• **作業指示**
**A)** 子宮蓄膿症の文章について、次の(i)〜(iii)が内容と合うかどうかを判定せよ。(i) 開放型は陰部から膿が出るので、すぐに判断できる。(ii) 子宮水腫との判別はレントゲン検査で行う。(iii) 超音波検査の費用の相場は3,000~6,000円である。それぞれ「はい」か「いいえ」で答え、決め手となる本文の言葉を一字一句変えずに引くこと。
**B)** 子宮蓄膿症の文章を、最後の文の後から書き進めよ。

今回は愛犬が子宮蓄膿症なのかの確認検査の仕方と、治療法について紹介します。
また、手術の成功率が下がるリスクについても見ていきましょう。
子宮蓄膿症には、開放型と閉鎖型があります。
開放型の場合、陰部からの膿の流出があるために、すぐに判断が可能です。
問題は閉鎖型であり、こちらは膿が子宮内に留まっており外部に膿が出ないため、見た目では直ぐには判断できません。
したがって主に次の3つの検査で確認することとなります。
まずは最も簡単に行える血液検査から始めるのが普通です。
初期の段階では、まだ異常が出ないこともあります。
チェックポイントは、白血球の数が増えているかどうかと、炎症マーカー(CRP)の数値も参考にしたりします。
なお、同時に好中球の炎症の所見具合によって、同様に子宮内に液体が溜まる「子宮水腫」との違いを判別できます。
血液検査の数値によって、他の器官である腎臓などへの影響ダメージも把握可能となります。
血液検査費用は、項目数によって価格が変化しますか、相場は5,000~7,000円といったところです。
レントゲン検査によって子宮の状態を確認します。
子宮蓄膿症であれば、液体を含んで子宮が白く大きくなっています。
なお、同様の症状である「子宮水腫」との判別は、先ほど紹介した通り、血液検査で行います。
またレントゲン検査は、膨らんだ子宮確認は当然とし、それ以外の病気の疑いがないかを診るためにも重要です。
レントゲン検査費用は、犬のサイズでも変化しますが、相場は3,000~7,000円といったところです。
超音波検査は、犬の体にダメージを与えることなく体内を詳しくみることができ、子宮蓄膿症を診断する確実な方法といえます。
子宮に液体が溜まっている像が見えた段階で、子宮に超音波をあてることで詳細確認ができて、判断確立が高まります。
超音波検査費用も犬のサイズによっても変化しますが、相場は3,000~6,000円といったところです。
子宮蓄膿症は通常緊急疾患となるため、検査で判明すれば緊急入院となり、すぐに手術になることが多いと認識しておきましょう。
治療法としては、一般的には外科手術を行い、ウミの溜まった子宮を摘出することになります。
ただし、早期発見により、ウミだけを排出できる状態であれば、子宮を残したままで内科的治療を行うケースもあります。
内科的治療を行うケースは、以下のような状態の場合となります。
・早期段階である
・愛犬が高齢のため手術のリスクが非常に高く手術ができない
・不全や腎不全などを持っていて、麻酔のリスクが極めて高く全身麻酔がかけられない
・繁殖希望のために子宮を残したい
このような理由により、抗生物質などによる内科的治療を実施します。
子宮蓄膿症治療に使用するする場合、一般的な抗生物質よりも強めのタイプが使われることが多いようです。
このような点滴や投薬による治療は、効果が働かず改善しないケースも多く、また、仮に症状が改善した場合でも、次の発情期のときに再発する可能性が高く、イタチごっこで治療を繰りかえす可能性があります。

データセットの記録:
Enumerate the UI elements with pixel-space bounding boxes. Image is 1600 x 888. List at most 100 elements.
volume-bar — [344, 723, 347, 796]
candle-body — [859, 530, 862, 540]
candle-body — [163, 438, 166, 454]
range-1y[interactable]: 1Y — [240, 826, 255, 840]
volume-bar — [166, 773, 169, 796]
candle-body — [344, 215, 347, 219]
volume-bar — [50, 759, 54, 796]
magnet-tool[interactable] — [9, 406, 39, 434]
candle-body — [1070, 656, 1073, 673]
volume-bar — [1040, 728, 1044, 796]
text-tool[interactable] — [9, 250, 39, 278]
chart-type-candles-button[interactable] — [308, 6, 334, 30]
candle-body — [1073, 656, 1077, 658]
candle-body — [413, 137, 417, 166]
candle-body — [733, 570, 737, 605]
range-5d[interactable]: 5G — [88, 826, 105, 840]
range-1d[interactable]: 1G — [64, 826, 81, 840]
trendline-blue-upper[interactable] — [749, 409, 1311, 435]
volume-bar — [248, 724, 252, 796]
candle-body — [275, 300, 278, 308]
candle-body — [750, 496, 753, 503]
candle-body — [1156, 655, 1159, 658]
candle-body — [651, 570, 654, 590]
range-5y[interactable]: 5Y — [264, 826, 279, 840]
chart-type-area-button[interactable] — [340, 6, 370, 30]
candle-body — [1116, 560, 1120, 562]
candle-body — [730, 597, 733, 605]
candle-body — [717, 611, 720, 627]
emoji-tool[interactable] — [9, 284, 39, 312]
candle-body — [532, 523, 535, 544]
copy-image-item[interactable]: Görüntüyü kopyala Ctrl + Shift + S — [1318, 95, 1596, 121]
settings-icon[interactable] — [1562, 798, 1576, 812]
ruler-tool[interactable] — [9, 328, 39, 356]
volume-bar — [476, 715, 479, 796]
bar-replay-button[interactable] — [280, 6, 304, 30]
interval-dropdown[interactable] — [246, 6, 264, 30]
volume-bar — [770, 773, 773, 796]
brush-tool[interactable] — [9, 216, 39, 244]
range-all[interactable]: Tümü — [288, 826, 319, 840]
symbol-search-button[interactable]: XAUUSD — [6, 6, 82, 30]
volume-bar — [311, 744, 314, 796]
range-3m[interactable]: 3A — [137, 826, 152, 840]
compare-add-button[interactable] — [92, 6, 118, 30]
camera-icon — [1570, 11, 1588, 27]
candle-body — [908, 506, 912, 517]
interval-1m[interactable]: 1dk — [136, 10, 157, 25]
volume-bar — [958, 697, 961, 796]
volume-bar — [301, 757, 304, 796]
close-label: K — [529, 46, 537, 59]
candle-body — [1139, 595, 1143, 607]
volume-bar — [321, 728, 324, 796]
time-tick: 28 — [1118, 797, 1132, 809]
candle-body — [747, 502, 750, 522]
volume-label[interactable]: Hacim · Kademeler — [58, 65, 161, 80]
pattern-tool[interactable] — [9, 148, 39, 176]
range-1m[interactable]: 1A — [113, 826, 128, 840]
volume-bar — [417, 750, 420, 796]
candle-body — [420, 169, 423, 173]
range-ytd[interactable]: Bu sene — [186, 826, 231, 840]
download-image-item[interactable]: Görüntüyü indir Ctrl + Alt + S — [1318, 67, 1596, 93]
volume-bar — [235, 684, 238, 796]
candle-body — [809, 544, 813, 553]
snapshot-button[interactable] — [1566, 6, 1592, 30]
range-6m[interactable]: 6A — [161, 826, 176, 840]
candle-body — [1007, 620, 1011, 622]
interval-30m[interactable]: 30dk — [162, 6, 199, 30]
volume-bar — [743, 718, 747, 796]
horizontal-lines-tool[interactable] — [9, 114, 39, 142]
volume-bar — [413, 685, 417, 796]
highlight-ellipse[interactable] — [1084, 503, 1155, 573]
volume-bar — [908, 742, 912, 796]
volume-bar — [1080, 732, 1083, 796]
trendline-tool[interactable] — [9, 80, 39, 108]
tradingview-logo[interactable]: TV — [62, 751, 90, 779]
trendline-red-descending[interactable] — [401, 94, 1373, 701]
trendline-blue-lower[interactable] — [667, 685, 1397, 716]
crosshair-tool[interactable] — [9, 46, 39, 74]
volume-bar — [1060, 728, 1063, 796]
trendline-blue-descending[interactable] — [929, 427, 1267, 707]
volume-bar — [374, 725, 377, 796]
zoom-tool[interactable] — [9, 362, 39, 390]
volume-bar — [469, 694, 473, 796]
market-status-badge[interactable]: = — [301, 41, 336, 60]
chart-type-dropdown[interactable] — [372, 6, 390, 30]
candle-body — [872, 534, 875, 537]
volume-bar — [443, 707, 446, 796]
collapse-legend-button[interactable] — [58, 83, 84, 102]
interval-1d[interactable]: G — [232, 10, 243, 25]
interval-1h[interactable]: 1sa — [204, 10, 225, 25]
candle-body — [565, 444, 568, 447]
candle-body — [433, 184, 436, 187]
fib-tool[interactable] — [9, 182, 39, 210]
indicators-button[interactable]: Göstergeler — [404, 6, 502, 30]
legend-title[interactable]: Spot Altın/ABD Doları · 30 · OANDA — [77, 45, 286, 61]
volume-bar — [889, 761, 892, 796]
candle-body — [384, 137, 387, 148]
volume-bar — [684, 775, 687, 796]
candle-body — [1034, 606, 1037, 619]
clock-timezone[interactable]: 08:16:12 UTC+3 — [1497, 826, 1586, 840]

• **解答**
**A)**
(i) はい。「開放型の場合、陰部からの膿の流出があるために、すぐに判断が可能です。」
(ii) いいえ。「なお、同様の症状である「子宮水腫」との判別は、先ほど紹介した通り、血液検査で行います。」
(iii) はい。「超音波検査費用も犬のサイズによっても変化しますが、相場は3,000~6,000円といったところです。」

**B)**
子宮を収縮させる黄体期を終わらせるために、黄体ホルモンを減らすことを目的にホルモン剤(アグレプリストンアリジン)の投与を行います。
この薬は、副作用の心配も少なく安全性が高いためよく使用され、効果が発揮できれば2週間程度で子宮内に溜まった膿が無くなります。
アリジンのおかげで子宮蓄膿症に対しての内科的治療の効果が上がり、改善率が80%程度といわれています。
ただし問題点もあり、避妊手術がなされていない限り女性ホルモンが働くため、継続的な投与が必要になります。
他には、人間のお産時などで、陣痛の誘発、促進のために使われる子宮収縮剤(プロスタグランジン)という薬剤を使用し、犬の子宮平滑筋を収縮させることで膿を膣より排出させ、改善させる治療もあります。
ただしこの治療方法は、治療効果が低く、また副作用の心配があるため、現在では余り行われていません。
特に閉塞性の場合は危険な状態であるため、全身状態に問題がなければすぐに子宮を摘出する手術が行われます。
血液検査の結果、全身状態が悪いと判断されれば、数日間入院・点滴を行い体調管理を実施し、再検査でOKと確認してから手術することもあります。
手術費用は、病状や病院によっても異なりますが、総額で10万円~30万円程度はかかります。
子宮蓄膿症の手術は、通常状態であれば成功率は85%~90%と言われています。
ただし、次のようなリスクを抱えた状態の場合、手術の成功率が下がってしまいます。
それこそ一刻を争うような状態であり、子宮が破れてしまっていたり、穴が開いているなど、子宮に傷がついている状態での緊急手術のケースでは、手術の成功率が下がってしまいます。
子宮が破損した状態では、子宮に溜った細菌だらけの膿が腹腔内に漏れており、このため他の臓器などに悪影響を及ぼしてしまいます。
このため、スピード勝負となり、速やかに子宮を取り除き腹腔内を洗浄する処置を行う必要が生じ、一歩間違えば命を落としてしまいます。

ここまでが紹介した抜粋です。